--- START ---

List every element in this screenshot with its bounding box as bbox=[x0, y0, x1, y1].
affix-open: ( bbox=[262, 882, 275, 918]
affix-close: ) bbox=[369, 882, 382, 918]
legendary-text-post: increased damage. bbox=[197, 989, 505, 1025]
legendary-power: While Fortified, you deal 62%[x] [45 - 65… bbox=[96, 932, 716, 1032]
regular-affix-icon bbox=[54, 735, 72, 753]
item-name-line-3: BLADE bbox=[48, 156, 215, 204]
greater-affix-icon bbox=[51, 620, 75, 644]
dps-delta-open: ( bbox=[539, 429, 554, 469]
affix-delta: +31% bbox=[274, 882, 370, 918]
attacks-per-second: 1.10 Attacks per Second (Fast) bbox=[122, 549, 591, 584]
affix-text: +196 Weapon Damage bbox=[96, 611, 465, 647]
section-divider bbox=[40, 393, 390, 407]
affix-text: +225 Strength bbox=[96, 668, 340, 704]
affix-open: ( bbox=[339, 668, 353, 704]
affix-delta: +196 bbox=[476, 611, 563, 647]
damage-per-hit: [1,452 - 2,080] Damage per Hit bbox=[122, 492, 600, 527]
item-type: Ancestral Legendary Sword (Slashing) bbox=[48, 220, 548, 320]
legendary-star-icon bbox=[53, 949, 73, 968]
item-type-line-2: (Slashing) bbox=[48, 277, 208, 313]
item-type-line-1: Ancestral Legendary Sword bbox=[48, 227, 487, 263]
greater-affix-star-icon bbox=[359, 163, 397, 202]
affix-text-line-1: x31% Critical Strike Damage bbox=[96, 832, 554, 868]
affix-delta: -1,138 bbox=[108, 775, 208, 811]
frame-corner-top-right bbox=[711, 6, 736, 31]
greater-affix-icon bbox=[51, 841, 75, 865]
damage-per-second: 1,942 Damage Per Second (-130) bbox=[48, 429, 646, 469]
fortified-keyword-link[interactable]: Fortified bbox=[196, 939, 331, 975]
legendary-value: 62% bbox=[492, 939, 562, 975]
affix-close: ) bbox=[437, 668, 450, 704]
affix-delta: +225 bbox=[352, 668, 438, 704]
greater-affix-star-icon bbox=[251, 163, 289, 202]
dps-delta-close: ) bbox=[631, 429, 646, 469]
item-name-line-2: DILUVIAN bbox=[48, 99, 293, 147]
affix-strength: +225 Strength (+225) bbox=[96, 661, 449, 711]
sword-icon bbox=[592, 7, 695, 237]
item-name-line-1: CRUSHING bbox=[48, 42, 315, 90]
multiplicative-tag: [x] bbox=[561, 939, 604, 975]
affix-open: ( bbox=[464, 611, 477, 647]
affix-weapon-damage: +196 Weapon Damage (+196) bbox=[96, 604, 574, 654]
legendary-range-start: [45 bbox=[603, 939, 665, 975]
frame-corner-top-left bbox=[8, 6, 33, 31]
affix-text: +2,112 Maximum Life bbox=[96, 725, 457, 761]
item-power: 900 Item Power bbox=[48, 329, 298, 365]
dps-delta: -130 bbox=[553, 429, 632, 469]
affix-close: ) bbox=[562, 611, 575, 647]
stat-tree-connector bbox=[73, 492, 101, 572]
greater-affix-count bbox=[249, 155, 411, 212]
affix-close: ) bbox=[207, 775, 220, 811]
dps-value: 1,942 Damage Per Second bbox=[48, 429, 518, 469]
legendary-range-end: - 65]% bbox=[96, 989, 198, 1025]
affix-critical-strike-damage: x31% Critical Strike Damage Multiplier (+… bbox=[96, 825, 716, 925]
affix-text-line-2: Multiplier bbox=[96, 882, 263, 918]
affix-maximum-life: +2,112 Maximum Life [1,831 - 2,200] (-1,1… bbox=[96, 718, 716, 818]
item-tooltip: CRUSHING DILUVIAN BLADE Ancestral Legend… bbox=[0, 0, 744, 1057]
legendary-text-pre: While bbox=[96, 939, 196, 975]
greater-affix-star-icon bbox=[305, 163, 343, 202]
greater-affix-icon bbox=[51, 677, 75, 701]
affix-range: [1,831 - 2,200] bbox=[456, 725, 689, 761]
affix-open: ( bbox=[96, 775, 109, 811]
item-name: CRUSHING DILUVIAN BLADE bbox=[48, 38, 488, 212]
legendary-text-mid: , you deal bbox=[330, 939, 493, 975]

--- END ---
--- START ---

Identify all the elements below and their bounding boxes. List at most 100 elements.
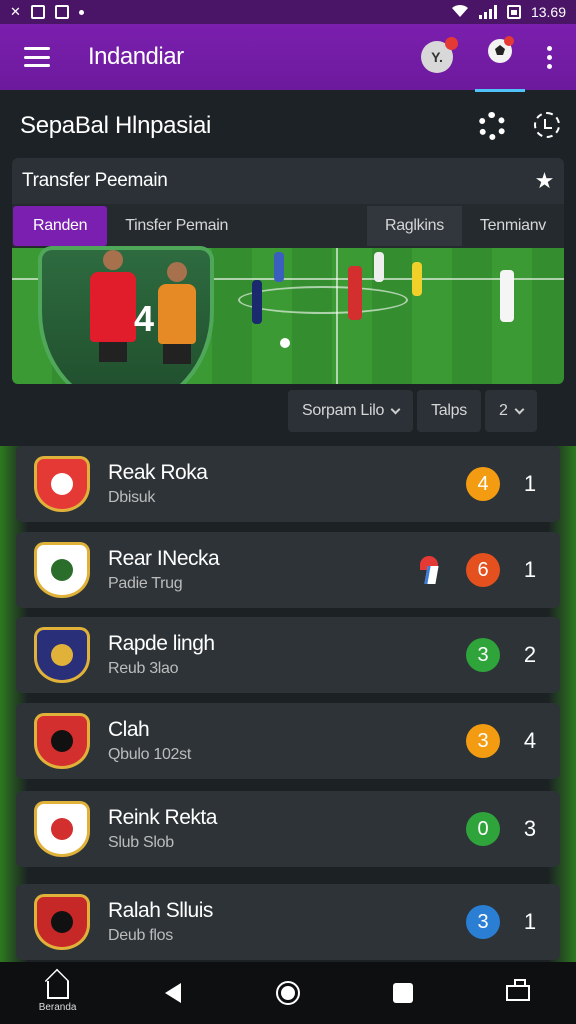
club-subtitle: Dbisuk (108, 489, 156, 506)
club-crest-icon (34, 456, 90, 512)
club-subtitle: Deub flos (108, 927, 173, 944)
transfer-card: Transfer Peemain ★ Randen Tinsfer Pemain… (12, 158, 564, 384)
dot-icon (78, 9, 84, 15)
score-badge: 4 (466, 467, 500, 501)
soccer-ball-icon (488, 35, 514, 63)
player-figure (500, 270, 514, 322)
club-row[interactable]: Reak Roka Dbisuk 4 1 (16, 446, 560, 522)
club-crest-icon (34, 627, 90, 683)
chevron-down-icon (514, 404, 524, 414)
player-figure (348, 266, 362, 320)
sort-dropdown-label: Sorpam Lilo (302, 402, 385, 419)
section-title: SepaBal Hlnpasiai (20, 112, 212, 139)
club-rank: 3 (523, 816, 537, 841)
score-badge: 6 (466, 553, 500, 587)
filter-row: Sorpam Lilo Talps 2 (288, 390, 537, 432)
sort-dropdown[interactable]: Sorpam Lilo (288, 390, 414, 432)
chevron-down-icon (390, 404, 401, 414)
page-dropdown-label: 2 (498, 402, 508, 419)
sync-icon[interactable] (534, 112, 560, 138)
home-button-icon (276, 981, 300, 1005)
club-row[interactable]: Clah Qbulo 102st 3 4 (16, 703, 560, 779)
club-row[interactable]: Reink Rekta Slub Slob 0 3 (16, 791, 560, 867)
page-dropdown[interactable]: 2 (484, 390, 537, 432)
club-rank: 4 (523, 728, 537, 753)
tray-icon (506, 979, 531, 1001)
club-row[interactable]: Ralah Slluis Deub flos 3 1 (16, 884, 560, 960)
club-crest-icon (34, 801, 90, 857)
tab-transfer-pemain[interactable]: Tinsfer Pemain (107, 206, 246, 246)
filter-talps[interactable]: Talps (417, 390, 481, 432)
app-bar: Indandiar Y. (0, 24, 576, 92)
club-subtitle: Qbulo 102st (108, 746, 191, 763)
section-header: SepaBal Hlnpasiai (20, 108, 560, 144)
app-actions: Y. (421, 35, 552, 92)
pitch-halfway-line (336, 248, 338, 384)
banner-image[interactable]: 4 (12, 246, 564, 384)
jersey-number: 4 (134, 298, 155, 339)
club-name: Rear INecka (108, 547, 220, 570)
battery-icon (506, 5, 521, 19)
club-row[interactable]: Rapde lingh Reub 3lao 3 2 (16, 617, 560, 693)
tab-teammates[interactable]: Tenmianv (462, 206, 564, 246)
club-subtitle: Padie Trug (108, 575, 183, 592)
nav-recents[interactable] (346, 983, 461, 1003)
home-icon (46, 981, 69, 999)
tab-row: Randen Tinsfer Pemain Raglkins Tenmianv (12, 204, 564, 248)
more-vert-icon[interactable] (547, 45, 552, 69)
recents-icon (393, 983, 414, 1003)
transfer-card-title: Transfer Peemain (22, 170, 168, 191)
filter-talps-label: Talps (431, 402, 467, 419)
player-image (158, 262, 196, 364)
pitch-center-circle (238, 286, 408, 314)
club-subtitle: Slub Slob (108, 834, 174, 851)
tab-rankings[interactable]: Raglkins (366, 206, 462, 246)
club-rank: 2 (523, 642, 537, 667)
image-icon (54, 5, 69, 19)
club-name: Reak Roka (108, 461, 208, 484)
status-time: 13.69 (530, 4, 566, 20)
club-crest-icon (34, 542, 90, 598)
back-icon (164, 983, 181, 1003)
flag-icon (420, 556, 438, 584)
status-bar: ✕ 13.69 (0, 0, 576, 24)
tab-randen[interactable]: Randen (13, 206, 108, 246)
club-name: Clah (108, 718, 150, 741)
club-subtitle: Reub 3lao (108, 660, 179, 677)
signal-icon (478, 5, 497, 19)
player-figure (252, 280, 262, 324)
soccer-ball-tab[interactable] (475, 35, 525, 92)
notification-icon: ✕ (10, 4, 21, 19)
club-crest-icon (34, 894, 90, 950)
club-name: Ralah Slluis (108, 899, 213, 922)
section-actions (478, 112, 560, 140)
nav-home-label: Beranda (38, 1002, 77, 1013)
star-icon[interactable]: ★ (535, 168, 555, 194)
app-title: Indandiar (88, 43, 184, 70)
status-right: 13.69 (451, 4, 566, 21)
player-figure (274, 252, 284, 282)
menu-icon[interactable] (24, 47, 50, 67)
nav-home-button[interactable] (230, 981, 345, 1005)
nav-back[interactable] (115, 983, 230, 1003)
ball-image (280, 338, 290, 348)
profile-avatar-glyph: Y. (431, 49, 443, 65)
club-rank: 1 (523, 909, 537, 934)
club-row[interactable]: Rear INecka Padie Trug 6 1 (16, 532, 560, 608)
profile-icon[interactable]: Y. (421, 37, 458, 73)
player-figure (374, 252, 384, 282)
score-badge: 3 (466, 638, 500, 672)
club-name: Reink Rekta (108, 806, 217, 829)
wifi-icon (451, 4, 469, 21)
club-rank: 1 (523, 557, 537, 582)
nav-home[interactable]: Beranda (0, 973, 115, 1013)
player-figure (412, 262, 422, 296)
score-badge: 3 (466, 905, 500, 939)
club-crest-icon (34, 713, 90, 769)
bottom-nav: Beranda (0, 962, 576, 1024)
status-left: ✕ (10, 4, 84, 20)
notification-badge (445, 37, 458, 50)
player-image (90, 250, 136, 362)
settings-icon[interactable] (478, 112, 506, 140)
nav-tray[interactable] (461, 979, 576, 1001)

--- END ---

REQUIREMENTS: Gather every line in the records above that contains the string "Critical", and treat matches as case-sensitive.

WRITTEN RESPONSE:
affix-text-line-1: x31% Critical Strike Damage bbox=[96, 832, 554, 868]
affix-critical-strike-damage: x31% Critical Strike Damage Multiplier (+… bbox=[96, 825, 716, 925]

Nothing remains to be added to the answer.